━━ Data for this task ━━
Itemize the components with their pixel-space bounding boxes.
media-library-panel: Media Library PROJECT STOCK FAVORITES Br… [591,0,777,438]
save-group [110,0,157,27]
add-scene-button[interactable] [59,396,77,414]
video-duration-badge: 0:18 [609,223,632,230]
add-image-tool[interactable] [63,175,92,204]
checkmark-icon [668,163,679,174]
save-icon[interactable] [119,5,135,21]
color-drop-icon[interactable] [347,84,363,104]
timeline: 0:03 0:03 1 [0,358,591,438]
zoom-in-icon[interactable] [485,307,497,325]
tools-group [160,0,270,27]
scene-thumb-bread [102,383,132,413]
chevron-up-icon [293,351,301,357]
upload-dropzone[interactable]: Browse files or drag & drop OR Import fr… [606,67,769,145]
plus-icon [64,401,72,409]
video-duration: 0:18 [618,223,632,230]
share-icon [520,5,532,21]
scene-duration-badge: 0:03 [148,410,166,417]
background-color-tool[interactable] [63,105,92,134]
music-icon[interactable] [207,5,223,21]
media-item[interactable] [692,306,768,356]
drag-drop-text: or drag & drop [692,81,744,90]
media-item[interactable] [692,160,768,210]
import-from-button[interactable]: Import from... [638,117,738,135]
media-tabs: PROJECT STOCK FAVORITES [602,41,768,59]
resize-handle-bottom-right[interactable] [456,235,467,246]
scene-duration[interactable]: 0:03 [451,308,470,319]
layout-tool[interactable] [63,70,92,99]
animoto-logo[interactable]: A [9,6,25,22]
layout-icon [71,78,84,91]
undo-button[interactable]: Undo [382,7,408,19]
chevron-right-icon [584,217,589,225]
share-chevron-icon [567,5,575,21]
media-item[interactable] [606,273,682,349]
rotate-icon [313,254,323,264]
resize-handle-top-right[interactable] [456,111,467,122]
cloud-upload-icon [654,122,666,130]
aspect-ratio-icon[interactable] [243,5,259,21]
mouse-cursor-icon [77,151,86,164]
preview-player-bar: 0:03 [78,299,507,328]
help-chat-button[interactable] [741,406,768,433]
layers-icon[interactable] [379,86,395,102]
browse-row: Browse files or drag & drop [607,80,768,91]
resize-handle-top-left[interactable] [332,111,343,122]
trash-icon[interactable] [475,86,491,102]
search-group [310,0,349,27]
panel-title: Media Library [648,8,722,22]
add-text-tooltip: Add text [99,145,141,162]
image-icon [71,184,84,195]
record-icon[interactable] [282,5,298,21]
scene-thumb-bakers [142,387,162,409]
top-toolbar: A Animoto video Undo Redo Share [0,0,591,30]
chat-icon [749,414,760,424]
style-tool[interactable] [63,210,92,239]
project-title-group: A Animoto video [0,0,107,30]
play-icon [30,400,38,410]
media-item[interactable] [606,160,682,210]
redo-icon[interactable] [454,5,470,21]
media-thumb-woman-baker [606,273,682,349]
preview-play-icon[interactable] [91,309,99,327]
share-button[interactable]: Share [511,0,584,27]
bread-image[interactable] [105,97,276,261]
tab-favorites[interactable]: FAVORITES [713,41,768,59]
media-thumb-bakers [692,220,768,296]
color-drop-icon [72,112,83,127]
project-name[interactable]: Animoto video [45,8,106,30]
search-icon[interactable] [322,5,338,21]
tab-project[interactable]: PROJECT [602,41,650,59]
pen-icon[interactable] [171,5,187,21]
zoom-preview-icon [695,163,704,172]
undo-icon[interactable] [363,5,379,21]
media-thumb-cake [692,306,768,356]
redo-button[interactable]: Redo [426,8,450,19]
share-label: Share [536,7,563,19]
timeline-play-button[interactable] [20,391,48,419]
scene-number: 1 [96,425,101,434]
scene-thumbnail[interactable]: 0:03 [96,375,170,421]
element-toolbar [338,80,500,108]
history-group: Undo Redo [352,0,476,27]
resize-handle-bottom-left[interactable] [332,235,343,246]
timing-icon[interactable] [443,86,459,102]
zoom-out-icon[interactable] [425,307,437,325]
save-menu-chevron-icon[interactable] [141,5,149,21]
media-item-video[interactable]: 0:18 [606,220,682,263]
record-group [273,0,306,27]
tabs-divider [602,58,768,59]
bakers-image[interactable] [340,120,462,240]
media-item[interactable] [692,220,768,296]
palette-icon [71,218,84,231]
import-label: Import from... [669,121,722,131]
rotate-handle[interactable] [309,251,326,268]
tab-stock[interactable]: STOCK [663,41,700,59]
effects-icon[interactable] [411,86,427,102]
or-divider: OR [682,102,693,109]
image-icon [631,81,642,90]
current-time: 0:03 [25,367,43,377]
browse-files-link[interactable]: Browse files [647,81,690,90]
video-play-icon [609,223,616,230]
━━━
Gather every line in the data above that contains the string "files".

upload-dropzone[interactable]: Browse files or drag & drop OR Import fr… [606,67,769,145]
browse-row: Browse files or drag & drop [607,80,768,91]
browse-files-link[interactable]: Browse files [647,81,690,90]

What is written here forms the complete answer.